[Begin]

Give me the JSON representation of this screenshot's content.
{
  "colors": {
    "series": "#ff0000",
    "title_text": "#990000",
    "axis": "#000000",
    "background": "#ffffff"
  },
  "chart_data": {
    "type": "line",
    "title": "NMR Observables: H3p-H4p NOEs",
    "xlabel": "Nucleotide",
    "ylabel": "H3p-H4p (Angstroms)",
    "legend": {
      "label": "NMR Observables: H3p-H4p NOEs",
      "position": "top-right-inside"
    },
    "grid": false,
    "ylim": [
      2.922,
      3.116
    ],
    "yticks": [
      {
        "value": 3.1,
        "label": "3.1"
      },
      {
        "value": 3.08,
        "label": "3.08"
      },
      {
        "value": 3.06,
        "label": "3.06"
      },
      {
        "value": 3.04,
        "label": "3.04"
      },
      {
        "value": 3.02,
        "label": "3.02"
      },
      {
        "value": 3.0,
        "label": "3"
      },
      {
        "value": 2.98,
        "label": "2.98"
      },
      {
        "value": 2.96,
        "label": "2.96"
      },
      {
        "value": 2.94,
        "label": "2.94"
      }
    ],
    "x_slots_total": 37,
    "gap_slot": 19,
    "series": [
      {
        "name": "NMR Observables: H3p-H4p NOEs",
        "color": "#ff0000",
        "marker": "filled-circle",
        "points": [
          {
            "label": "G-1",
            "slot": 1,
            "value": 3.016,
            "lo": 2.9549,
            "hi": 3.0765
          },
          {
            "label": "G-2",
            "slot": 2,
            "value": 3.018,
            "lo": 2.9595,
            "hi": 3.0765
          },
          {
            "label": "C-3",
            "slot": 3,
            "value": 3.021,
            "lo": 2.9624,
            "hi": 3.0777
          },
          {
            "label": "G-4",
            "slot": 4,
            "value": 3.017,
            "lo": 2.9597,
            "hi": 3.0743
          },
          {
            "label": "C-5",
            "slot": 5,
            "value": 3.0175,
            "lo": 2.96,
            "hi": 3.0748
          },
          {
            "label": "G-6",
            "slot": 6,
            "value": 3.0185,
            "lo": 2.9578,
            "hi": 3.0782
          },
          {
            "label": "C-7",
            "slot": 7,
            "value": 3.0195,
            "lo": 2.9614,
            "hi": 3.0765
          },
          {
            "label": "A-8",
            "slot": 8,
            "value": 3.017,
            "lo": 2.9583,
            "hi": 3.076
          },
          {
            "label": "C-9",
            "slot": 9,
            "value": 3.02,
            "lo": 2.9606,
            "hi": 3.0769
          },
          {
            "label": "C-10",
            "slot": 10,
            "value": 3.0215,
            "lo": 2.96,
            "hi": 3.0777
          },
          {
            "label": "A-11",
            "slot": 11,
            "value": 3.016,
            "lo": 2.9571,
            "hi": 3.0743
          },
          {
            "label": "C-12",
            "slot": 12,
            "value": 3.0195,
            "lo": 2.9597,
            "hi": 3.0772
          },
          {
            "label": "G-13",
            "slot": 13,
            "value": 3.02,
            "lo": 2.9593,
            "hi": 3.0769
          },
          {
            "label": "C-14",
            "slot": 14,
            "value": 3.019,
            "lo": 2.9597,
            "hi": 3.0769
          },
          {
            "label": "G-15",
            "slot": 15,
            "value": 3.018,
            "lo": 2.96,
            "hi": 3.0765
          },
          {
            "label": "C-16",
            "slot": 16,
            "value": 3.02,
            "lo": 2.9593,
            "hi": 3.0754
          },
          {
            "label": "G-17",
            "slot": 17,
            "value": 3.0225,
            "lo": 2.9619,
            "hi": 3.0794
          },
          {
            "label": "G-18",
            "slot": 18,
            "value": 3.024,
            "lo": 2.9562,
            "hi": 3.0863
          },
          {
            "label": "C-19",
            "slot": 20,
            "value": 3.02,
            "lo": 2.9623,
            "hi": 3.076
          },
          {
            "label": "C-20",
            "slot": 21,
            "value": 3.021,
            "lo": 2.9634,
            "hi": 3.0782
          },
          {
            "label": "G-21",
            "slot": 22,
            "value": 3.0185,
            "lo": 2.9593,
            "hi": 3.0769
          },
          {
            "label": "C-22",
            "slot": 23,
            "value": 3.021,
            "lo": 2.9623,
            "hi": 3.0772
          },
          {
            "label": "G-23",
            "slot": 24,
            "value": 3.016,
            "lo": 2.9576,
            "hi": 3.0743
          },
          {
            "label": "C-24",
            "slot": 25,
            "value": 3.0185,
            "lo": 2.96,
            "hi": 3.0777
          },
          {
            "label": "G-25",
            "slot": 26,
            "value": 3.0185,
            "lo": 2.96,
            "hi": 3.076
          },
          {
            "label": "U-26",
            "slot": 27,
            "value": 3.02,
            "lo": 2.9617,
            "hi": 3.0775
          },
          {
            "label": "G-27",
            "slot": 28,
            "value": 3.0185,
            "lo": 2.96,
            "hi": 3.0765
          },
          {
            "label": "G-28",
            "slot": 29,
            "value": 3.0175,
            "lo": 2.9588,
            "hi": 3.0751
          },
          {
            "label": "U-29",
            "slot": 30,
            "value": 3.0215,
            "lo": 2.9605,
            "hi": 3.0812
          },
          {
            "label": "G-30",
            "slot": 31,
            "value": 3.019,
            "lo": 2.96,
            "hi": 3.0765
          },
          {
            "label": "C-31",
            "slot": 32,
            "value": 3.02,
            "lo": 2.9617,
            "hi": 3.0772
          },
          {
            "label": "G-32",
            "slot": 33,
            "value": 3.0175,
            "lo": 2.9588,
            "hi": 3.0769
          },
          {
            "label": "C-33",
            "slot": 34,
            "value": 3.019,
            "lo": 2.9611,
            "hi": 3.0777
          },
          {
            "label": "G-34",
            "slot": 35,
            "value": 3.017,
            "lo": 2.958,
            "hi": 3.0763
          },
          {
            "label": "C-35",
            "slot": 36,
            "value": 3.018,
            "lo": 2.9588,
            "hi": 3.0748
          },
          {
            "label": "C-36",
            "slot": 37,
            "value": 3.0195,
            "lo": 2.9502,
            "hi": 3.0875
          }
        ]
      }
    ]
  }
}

[End]

Task directions -
Check each line above for the word "NOEs", and copy the lines where it appears.

Completed task -
    "title": "NMR Observables: H3p-H4p NOEs",
      "label": "NMR Observables: H3p-H4p NOEs",
        "name": "NMR Observables: H3p-H4p NOEs",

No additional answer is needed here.